**Text**.
□ □ □

Dreaming of becoming the next Internet sensation? Determined to get started? Here are 6 essentials you need for your live streaming studio.
1. Space – your live streaming frontier!
The first thing to consider for your live streaming studio is the right space. Hip, chic, or tech savvy – having your own live streaming studio space will help brand your content and communicate what your live stream is all about. Using the same space each time you go live also gives your live stream continuity. And continuity helps you define your place in the crowded Internet ecosphere.
We stream the Live @ Epiphan show from a dedicated studio space each week. If a dedicated space doesn’t work in your case, you could always choose a multi-use space right in your home. Transform a desk in a spare room in to a news anchor desk, or your living room in to an interview space. Even a kitchen counter can transform in to a live streaming studio set! Whatever space you choose, it will in many ways dictate some of the other gear you’ll need to live stream from there.
2. Lights to brighten your star
Does your live streaming studio space have good natural light or is it a windowless basement? Lighting your subject well is important (and if you’re the host, you’ll want to look good!) Even if your live streaming studio space has a lot of natural daylight, you’ll still need to invest in some lighting gear.
In our studio, we don’t have any natural light. We use a combination of LED light sources, like the Falcon Eyes dimmable LED panels and some dimmable 900 LED panels from Cowboy Studio. We dial our lights to around 5600 K for a bright, daylight look. Lights with adjustable color temperatures help you color match your lights as you grow and add more to your live streaming studio.
You can always use more lights in your studio, but starting off with one good key light and some fill lighting will definitely yield immediate results for a better looking live stream. So lights are definitely essential to a live streaming studio. We produced a few shows that dig deeper in to adjustable color temperatures and lighting setups that were streamed from our previous live streaming studio.
3. Camera – your viewer’s eye
With so many camera choices, the one that’s right for your live streaming studio depends on your budget, how comfortable you are using cameras, and personal preference. Generally speaking, there are three basic options out there: a dedicated video camcorder, a DSLR (or other) camera that supports clean live HDMI video and audio output, or a webcam or smart phone.
We use the Canon C100 Mark II professional, full-frame DSLR camera in our studio. The bonus is that we can run two XLR audio microphones directly in to the camera and avoid having to use an audio mixer. We also use a Sony A6300 when we’re streaming 4K, and sometimes we use a camcorder like the Canon G20 as a second camera source.

□ □ □

**Dataset content**.
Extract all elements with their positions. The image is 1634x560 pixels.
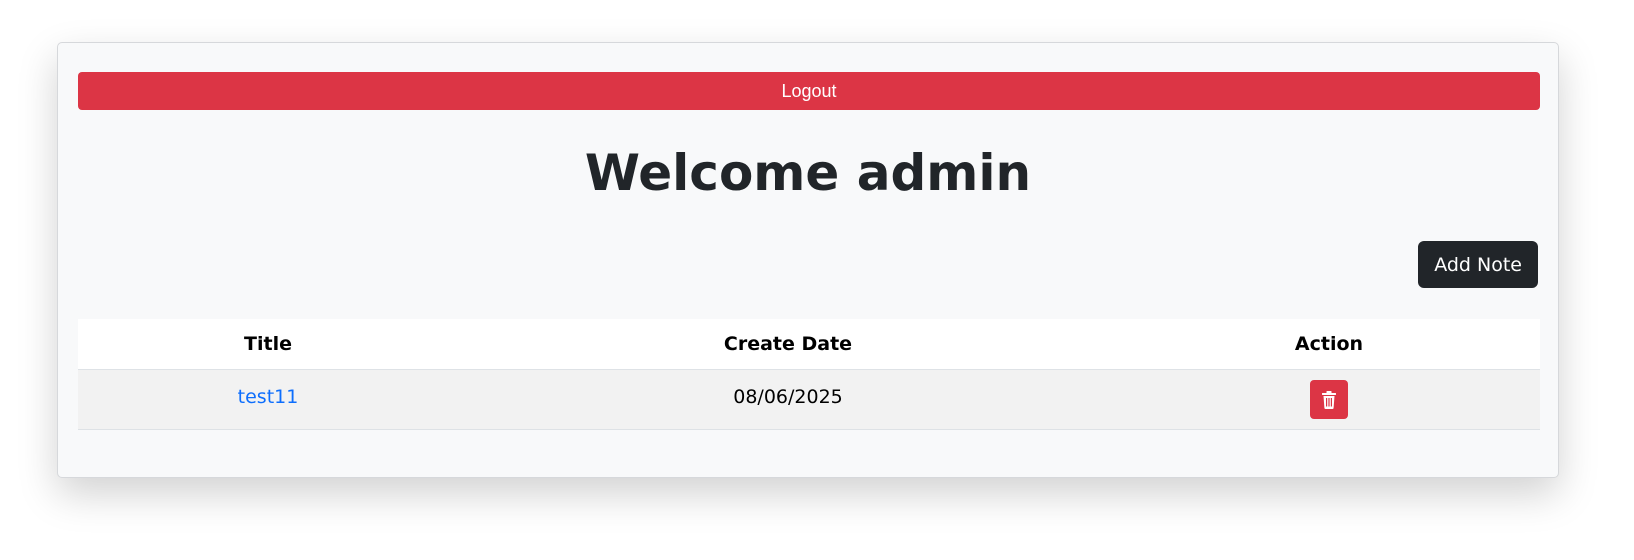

□ □ □

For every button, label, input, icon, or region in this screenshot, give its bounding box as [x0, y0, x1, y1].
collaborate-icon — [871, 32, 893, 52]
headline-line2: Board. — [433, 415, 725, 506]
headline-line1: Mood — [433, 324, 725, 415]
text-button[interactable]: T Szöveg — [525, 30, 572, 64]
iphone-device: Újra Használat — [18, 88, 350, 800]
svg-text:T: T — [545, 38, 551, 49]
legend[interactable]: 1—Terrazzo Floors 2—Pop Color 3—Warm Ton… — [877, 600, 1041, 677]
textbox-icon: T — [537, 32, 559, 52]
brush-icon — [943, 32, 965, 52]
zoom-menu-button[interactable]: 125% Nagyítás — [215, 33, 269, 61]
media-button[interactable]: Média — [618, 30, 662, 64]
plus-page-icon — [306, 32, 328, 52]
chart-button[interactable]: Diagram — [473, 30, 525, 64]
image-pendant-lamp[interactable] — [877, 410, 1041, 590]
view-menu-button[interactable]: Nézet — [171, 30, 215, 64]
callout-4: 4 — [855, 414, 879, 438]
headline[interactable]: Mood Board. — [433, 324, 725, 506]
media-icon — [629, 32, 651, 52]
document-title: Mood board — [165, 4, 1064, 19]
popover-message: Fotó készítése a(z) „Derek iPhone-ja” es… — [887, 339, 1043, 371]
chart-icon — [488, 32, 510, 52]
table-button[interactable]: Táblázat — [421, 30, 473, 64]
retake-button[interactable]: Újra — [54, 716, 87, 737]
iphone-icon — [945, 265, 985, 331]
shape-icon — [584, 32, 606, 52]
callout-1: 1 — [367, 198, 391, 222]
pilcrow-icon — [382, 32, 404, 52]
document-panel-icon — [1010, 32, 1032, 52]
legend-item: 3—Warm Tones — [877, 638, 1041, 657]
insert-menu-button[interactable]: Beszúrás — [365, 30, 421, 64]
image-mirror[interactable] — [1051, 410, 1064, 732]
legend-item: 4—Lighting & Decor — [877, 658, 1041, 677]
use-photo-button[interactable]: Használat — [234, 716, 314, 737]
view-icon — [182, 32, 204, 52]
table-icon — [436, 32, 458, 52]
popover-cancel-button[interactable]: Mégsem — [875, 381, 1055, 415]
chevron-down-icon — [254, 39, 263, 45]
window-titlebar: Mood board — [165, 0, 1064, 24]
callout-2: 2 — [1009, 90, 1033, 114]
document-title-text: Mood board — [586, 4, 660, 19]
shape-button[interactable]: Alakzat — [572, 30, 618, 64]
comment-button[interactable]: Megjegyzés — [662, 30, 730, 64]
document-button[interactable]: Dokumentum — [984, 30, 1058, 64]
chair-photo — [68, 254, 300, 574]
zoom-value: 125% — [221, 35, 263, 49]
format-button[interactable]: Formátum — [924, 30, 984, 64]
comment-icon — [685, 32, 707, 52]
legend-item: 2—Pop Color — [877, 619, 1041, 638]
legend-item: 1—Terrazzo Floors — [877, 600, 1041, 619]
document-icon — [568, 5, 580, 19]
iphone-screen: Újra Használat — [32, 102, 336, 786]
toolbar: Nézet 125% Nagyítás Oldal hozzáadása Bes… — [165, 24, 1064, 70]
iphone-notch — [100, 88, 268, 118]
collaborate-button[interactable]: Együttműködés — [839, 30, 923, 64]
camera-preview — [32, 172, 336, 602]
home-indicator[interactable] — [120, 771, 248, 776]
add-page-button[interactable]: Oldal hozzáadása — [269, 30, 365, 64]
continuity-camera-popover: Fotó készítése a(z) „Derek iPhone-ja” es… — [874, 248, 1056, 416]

□ □ □

**Task set**.
1 > Using the live streaming studio text, say whether each statement agrees with it: (a) the studio it describes has no natural light; (b) its lights are set to around 5600 K; (c) a space with plenty of natural daylight needs no lighting gear. Answer yes or no for each, and quote the deciding words.
2 > Turn the paragraph of the live streaming studio text that begins "With so many camera choices" into a short list that keeps its main facts.

**Completed exercise**.
1 >
(a) Yes: "In our studio, we don’t have any natural light."
(b) Yes: "We dial our lights to around 5600 K for a bright, daylight look."
(c) No: "Even if your live streaming studio space has a lot of natural daylight, you’ll still need to invest in some lighting gear."

2 >
The right camera depends on:
- your budget
- how comfortable you are using cameras
- personal preference

The three basic options are:
- a dedicated video camcorder
- a DSLR (or other) camera that supports clean live HDMI video and audio output
- a webcam or smart phone